Exercise task: Beginning at the line that contains "Convert this screenshot" and ending at the last line of the entries, write out each line exactly; include nothing outside that span.

Excerpt from a dataset:
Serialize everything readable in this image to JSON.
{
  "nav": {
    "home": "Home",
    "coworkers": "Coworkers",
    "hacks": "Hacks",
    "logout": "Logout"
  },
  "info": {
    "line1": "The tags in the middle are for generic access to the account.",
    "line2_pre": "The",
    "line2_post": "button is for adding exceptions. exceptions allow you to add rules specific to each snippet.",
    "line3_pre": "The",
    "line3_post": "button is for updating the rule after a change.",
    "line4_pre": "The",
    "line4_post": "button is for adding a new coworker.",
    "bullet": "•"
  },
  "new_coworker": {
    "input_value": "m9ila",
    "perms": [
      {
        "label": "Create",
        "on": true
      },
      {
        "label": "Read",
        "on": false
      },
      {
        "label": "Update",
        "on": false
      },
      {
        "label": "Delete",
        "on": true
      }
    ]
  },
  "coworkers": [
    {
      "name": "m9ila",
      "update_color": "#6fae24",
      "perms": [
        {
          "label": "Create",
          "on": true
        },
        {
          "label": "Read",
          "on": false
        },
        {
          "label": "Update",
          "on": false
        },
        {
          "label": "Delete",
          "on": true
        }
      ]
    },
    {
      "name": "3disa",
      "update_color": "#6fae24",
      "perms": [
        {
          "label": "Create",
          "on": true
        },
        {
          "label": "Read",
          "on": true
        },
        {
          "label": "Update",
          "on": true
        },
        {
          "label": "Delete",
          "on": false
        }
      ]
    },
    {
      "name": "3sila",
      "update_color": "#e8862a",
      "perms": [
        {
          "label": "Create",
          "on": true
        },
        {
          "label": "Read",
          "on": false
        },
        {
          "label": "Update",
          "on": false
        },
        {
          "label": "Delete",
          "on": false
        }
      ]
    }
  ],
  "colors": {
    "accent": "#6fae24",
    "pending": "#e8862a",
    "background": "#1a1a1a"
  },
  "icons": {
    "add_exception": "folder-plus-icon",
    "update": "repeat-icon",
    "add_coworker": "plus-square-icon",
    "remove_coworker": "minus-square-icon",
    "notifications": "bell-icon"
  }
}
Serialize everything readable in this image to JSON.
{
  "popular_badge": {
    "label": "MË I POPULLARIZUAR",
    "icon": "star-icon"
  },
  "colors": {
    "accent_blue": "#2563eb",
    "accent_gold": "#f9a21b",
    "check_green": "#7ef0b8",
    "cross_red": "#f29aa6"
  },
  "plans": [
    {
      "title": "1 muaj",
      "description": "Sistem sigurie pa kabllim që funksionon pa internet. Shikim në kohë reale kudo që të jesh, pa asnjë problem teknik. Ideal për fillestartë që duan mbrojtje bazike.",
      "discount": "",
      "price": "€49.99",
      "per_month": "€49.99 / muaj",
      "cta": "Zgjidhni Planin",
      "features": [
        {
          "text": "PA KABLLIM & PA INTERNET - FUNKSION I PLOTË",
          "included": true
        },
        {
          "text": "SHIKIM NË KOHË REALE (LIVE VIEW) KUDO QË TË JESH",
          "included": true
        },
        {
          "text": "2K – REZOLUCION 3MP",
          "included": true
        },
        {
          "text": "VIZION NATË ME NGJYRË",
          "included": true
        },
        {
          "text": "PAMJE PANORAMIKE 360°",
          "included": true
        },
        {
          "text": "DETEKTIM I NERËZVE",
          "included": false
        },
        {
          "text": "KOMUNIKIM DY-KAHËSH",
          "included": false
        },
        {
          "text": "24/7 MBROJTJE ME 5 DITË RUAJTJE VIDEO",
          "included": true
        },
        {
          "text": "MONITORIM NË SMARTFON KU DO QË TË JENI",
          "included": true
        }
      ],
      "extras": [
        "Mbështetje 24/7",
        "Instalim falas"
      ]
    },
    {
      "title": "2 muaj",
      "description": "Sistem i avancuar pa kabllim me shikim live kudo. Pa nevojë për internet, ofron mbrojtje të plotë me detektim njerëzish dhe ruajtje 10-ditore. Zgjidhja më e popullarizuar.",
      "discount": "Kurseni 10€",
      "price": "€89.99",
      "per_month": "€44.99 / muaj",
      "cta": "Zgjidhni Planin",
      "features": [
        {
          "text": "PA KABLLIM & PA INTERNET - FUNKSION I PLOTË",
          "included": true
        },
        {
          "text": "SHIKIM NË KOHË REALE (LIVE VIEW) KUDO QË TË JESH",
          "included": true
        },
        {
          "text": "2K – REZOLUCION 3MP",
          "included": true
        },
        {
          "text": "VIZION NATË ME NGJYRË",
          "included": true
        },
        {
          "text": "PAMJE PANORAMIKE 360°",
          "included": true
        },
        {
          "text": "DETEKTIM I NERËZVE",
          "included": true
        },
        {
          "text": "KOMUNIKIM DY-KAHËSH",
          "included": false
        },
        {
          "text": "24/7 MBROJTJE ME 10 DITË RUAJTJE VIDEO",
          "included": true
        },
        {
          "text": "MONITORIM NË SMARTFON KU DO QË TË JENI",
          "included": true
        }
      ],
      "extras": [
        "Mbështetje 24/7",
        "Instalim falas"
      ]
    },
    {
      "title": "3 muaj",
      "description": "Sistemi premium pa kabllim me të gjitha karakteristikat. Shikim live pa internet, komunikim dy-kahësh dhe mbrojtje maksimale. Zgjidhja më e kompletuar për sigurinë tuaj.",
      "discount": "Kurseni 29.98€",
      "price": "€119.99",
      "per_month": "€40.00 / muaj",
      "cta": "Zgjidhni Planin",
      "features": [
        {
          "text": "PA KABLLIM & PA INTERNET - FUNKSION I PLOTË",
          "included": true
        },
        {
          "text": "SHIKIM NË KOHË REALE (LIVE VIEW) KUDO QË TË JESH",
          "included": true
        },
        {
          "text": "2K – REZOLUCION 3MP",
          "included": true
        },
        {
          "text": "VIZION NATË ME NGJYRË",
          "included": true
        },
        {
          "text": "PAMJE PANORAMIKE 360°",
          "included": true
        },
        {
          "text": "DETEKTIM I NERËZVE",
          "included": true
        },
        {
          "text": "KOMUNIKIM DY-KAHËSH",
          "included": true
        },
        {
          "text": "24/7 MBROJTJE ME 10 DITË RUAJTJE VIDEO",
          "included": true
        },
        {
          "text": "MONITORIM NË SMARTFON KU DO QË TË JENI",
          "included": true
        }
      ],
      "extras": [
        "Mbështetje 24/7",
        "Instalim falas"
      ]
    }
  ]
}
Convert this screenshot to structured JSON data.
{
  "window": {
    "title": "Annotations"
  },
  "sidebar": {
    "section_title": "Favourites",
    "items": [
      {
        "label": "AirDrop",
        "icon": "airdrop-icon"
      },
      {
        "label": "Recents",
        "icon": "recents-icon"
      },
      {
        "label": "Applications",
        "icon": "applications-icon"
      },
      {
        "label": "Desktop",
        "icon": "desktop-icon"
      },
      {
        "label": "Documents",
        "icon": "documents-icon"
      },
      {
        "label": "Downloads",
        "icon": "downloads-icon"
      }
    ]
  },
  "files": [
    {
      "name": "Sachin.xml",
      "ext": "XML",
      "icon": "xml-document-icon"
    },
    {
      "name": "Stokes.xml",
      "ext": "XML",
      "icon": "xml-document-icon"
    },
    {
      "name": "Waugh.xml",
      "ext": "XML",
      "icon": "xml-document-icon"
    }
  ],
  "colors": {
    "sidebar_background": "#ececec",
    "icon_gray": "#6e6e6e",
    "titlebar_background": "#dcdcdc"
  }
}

Completed task:
Convert this screenshot to structured JSON data.
{
  "window": {
    "title": "Annotations"
  },
  "sidebar": {
    "section_title": "Favourites",
    "items": [
      {
        "label": "AirDrop",
        "icon": "airdrop-icon"
      },
      {
        "label": "Recents",
        "icon": "recents-icon"
      },
      {
        "label": "Applications",
        "icon": "applications-icon"
      },
      {
        "label": "Desktop",
        "icon": "desktop-icon"
      },
      {
        "label": "Documents",
        "icon": "documents-icon"
      },
      {
        "label": "Downloads",
        "icon": "downloads-icon"
      }
    ]
  },
  "files": [
    {
      "name": "Sachin.xml",
      "ext": "XML",
      "icon": "xml-document-icon"
    },
    {
      "name": "Stokes.xml",
      "ext": "XML",
      "icon": "xml-document-icon"
    },
    {
      "name": "Waugh.xml",
      "ext": "XML",
      "icon": "xml-document-icon"
    }
  ],
  "colors": {
    "sidebar_background": "#ececec",
    "icon_gray": "#6e6e6e",
    "titlebar_background": "#dcdcdc"
  }
}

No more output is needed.